Written instruction:
Will you transcribe the entries that follow, exactly and in full?

-- BEGIN Material to process --

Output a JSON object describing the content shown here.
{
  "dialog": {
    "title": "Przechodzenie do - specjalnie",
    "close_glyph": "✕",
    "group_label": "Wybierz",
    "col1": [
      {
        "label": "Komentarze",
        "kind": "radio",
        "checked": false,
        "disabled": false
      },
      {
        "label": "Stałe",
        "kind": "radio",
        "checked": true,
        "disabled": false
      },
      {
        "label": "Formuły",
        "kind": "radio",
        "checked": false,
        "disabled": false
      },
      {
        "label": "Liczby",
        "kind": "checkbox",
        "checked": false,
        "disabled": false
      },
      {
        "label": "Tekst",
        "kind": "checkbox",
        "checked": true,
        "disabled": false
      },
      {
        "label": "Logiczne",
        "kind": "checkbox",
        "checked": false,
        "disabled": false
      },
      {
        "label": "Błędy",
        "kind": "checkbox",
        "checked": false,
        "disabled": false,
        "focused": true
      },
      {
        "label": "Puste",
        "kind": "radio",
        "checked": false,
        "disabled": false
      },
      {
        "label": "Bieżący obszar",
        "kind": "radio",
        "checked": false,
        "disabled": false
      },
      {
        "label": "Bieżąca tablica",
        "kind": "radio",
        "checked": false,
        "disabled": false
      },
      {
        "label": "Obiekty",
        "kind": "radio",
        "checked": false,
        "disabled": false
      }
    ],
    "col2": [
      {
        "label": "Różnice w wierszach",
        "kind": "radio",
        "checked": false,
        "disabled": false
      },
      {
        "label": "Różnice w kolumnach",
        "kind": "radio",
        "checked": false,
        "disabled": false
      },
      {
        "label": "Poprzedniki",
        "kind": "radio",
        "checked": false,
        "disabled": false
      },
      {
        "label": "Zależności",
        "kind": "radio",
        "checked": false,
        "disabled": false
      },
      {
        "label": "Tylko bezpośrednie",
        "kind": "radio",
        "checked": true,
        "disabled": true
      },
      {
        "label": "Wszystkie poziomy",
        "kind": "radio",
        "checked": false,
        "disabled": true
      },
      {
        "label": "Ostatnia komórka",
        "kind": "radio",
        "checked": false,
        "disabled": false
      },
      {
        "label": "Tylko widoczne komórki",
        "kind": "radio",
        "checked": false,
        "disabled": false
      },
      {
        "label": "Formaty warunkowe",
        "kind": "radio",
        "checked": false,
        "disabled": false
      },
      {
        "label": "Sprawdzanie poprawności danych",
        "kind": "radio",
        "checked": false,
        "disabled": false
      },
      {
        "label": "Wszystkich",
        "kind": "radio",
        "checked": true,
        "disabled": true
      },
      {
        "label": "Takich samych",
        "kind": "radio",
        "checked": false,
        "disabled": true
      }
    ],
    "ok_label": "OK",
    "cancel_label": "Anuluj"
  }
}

-- END Material to process --

The result:
Output a JSON object describing the content shown here.
{
  "dialog": {
    "title": "Przechodzenie do - specjalnie",
    "close_glyph": "✕",
    "group_label": "Wybierz",
    "col1": [
      {
        "label": "Komentarze",
        "kind": "radio",
        "checked": false,
        "disabled": false
      },
      {
        "label": "Stałe",
        "kind": "radio",
        "checked": true,
        "disabled": false
      },
      {
        "label": "Formuły",
        "kind": "radio",
        "checked": false,
        "disabled": false
      },
      {
        "label": "Liczby",
        "kind": "checkbox",
        "checked": false,
        "disabled": false
      },
      {
        "label": "Tekst",
        "kind": "checkbox",
        "checked": true,
        "disabled": false
      },
      {
        "label": "Logiczne",
        "kind": "checkbox",
        "checked": false,
        "disabled": false
      },
      {
        "label": "Błędy",
        "kind": "checkbox",
        "checked": false,
        "disabled": false,
        "focused": true
      },
      {
        "label": "Puste",
        "kind": "radio",
        "checked": false,
        "disabled": false
      },
      {
        "label": "Bieżący obszar",
        "kind": "radio",
        "checked": false,
        "disabled": false
      },
      {
        "label": "Bieżąca tablica",
        "kind": "radio",
        "checked": false,
        "disabled": false
      },
      {
        "label": "Obiekty",
        "kind": "radio",
        "checked": false,
        "disabled": false
      }
    ],
    "col2": [
      {
        "label": "Różnice w wierszach",
        "kind": "radio",
        "checked": false,
        "disabled": false
      },
      {
        "label": "Różnice w kolumnach",
        "kind": "radio",
        "checked": false,
        "disabled": false
      },
      {
        "label": "Poprzedniki",
        "kind": "radio",
        "checked": false,
        "disabled": false
      },
      {
        "label": "Zależności",
        "kind": "radio",
        "checked": false,
        "disabled": false
      },
      {
        "label": "Tylko bezpośrednie",
        "kind": "radio",
        "checked": true,
        "disabled": true
      },
      {
        "label": "Wszystkie poziomy",
        "kind": "radio",
        "checked": false,
        "disabled": true
      },
      {
        "label": "Ostatnia komórka",
        "kind": "radio",
        "checked": false,
        "disabled": false
      },
      {
        "label": "Tylko widoczne komórki",
        "kind": "radio",
        "checked": false,
        "disabled": false
      },
      {
        "label": "Formaty warunkowe",
        "kind": "radio",
        "checked": false,
        "disabled": false
      },
      {
        "label": "Sprawdzanie poprawności danych",
        "kind": "radio",
        "checked": false,
        "disabled": false
      },
      {
        "label": "Wszystkich",
        "kind": "radio",
        "checked": true,
        "disabled": true
      },
      {
        "label": "Takich samych",
        "kind": "radio",
        "checked": false,
        "disabled": true
      }
    ],
    "ok_label": "OK",
    "cancel_label": "Anuluj"
  }
}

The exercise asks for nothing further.